◆ 課題の条件 ◆
「Walt Disney Archives と図書館情報学」という文章の続きを、最後に示された文の後から書き継いでください。

◆ 選択テキスト ◆

見出し画像

Walt Disney Archives と図書館情報学

この記事はklis Advent Calendar 2018 23日目の記事です!

はじめに&自己紹介

こんにちは,えいみどんと申します!筑波大学知識情報・図書館学類(以下klis)卒で,現在は図書館情報メディア研究科(slis)にいます。klisのころはシステム主専攻でした。今年度で卒業なので記念にと思って,klis Advent Calendarに初参戦してみました。

私のことを知ってる人は「ディズニーが好きな人」として認識している気がします(笑)そのとおり,私は「ディズニーが好きな人」です。もっと正確に言えば「ディズニー映画のストーリーとキャラクターデザインと音楽が好き」で,「ディズニーのテーマパークに行くことが好き」です。

そして,私はディズニーランドのエンジニア部門である「ディズニー・イマジニアリング」の大ファン。

イマジニアリングの成果物の中でも,オーディオ・アニマトロニクスが大好きで,ディズニーランドに行くと,オーディオ・アニマトロニクスを使ったアトラクションに行くことが多いです。有名どころだと,「カリブの海賊」や「ホーンテッド・マンション」がそれにあたります。

◆ 提供エントリ ◆
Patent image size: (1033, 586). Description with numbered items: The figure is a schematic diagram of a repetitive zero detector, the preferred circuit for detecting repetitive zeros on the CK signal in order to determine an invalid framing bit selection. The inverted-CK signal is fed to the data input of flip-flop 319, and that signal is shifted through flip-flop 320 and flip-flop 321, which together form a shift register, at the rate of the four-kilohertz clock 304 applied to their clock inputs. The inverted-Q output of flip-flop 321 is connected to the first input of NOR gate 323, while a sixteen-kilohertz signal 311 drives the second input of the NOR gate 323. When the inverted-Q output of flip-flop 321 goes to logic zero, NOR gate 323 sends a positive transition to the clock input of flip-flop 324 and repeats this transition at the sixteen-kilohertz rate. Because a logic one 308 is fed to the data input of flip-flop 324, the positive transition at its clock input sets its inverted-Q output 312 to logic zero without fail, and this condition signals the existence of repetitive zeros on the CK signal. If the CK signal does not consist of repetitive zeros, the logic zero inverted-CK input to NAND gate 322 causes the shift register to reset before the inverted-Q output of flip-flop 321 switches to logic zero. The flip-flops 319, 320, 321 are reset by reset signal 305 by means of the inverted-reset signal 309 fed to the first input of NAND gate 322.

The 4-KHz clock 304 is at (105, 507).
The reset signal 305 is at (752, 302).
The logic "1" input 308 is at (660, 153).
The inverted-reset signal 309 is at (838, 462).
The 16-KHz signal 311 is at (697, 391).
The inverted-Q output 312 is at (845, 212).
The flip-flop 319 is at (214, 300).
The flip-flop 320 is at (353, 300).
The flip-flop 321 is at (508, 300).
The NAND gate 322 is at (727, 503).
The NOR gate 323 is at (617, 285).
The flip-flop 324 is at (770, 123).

◆ この課題の解答 ◆
私は,その中でも,オーディオ・アニマトロニクスをふんだんに使ったショーを見ることができる「魅惑のチキルーム」と「カントリーベア・シアター」がとりわけ好きです。魅惑のチキルームは元祖オーディオ・アニマトロニクスを使ったアトラクションなんですよ。カントリーベア・シアターは元々,ミネラルキングスキーリゾートのためのアトラクションで,スキーは昼間しかできないから,夜にも楽しめるアトラクションを作ろうと,ウォルトがディズニー社のアニメーターのマーク・デイヴィスに熊を使ったアトラクションの構想をお願いしていたという話があってだな…。

あっ,違う違う。今日はディズニー・イマジニアリングの話をしにきたわけではないです。笑

さて本題へ

今日は,ウォルト・ディズニー・カンパニーの1部門である「ウォルト・ディズニー・アーカイブス」について紹介します。「結局ディズニーの話するんかい!」と思った?(笑)実は,ウォルト・ディズニー・アーカイブスは,klisが学んでいる図書館情報学と非常に関連の深い部門なので,是非是非この記事で話したいと思ったのです。

この記事には正直オチとかはないんですが,私はこの記事で「大好きなものが,自分の学んできた学問によって支えられている事実が嬉しかった」ことを伝えたいです。高校生の頃の自分に教えてあげるような気持ちで書こうと思います。ちなみにめっちゃ長いです。

そもそも,ウォルト・ディズニー・アーカイブスってざっくりなあに?

ウォルト・ディズニー・スタジオにある,ディズニーのアニメーションや実写映画,テーマパークに関する物品の収集・保存・資料調査部門です。この部門は1970年に創設されて,今でもディズニーの歴史を保存しています。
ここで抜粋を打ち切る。